» Prompt
Repeat the material exactly as it appears.

[Entries taken from a collection]

________________________________________

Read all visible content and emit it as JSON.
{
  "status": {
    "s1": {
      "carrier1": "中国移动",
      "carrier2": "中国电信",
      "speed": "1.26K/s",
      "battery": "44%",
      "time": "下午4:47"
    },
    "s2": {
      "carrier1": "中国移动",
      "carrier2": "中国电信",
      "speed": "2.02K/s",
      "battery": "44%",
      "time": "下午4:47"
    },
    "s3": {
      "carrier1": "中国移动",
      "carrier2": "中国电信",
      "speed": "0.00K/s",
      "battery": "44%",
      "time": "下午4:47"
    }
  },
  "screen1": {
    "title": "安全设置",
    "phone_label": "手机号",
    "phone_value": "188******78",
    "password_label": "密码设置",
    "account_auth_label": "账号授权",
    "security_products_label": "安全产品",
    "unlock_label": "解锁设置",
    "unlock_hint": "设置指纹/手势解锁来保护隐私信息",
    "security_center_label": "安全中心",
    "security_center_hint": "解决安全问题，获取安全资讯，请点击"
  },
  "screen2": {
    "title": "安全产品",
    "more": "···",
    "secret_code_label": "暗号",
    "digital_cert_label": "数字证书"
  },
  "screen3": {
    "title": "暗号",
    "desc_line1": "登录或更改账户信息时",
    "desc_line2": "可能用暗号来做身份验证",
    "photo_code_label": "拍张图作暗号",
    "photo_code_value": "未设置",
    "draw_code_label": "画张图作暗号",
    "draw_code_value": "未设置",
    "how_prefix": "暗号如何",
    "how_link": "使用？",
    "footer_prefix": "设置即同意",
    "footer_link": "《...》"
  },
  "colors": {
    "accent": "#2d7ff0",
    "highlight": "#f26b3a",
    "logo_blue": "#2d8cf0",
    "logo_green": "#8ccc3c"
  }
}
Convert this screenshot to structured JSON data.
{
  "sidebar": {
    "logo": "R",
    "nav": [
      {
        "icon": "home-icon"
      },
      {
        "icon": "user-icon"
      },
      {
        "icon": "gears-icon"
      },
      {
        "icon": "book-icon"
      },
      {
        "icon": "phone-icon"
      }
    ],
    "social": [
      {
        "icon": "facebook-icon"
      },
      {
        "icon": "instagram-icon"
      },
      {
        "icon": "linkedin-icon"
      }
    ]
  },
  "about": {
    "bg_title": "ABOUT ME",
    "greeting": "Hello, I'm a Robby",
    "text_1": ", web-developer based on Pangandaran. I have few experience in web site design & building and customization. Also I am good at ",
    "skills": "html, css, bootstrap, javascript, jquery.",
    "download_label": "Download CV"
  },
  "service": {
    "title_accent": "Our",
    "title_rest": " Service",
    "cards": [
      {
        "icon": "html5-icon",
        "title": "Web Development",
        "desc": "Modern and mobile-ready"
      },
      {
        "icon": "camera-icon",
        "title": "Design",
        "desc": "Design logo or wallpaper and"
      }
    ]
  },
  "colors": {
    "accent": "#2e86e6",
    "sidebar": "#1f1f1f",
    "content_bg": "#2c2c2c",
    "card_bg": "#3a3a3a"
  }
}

________________________________________

» Solution to this task
Read all visible content and emit it as JSON.
{
  "status": {
    "s1": {
      "carrier1": "中国移动",
      "carrier2": "中国电信",
      "speed": "1.26K/s",
      "battery": "44%",
      "time": "下午4:47"
    },
    "s2": {
      "carrier1": "中国移动",
      "carrier2": "中国电信",
      "speed": "2.02K/s",
      "battery": "44%",
      "time": "下午4:47"
    },
    "s3": {
      "carrier1": "中国移动",
      "carrier2": "中国电信",
      "speed": "0.00K/s",
      "battery": "44%",
      "time": "下午4:47"
    }
  },
  "screen1": {
    "title": "安全设置",
    "phone_label": "手机号",
    "phone_value": "188******78",
    "password_label": "密码设置",
    "account_auth_label": "账号授权",
    "security_products_label": "安全产品",
    "unlock_label": "解锁设置",
    "unlock_hint": "设置指纹/手势解锁来保护隐私信息",
    "security_center_label": "安全中心",
    "security_center_hint": "解决安全问题，获取安全资讯，请点击"
  },
  "screen2": {
    "title": "安全产品",
    "more": "···",
    "secret_code_label": "暗号",
    "digital_cert_label": "数字证书"
  },
  "screen3": {
    "title": "暗号",
    "desc_line1": "登录或更改账户信息时",
    "desc_line2": "可能用暗号来做身份验证",
    "photo_code_label": "拍张图作暗号",
    "photo_code_value": "未设置",
    "draw_code_label": "画张图作暗号",
    "draw_code_value": "未设置",
    "how_prefix": "暗号如何",
    "how_link": "使用？",
    "footer_prefix": "设置即同意",
    "footer_link": "《...》"
  },
  "colors": {
    "accent": "#2d7ff0",
    "highlight": "#f26b3a",
    "logo_blue": "#2d8cf0",
    "logo_green": "#8ccc3c"
  }
}
Convert this screenshot to structured JSON data.
{
  "sidebar": {
    "logo": "R",
    "nav": [
      {
        "icon": "home-icon"
      },
      {
        "icon": "user-icon"
      },
      {
        "icon": "gears-icon"
      },
      {
        "icon": "book-icon"
      },
      {
        "icon": "phone-icon"
      }
    ],
    "social": [
      {
        "icon": "facebook-icon"
      },
      {
        "icon": "instagram-icon"
      },
      {
        "icon": "linkedin-icon"
      }
    ]
  },
  "about": {
    "bg_title": "ABOUT ME",
    "greeting": "Hello, I'm a Robby",
    "text_1": ", web-developer based on Pangandaran. I have few experience in web site design & building and customization. Also I am good at ",
    "skills": "html, css, bootstrap, javascript, jquery.",
    "download_label": "Download CV"
  },
  "service": {
    "title_accent": "Our",
    "title_rest": " Service",
    "cards": [
      {
        "icon": "html5-icon",
        "title": "Web Development",
        "desc": "Modern and mobile-ready"
      },
      {
        "icon": "camera-icon",
        "title": "Design",
        "desc": "Design logo or wallpaper and"
      }
    ]
  },
  "colors": {
    "accent": "#2e86e6",
    "sidebar": "#1f1f1f",
    "content_bg": "#2c2c2c",
    "card_bg": "#3a3a3a"
  }
}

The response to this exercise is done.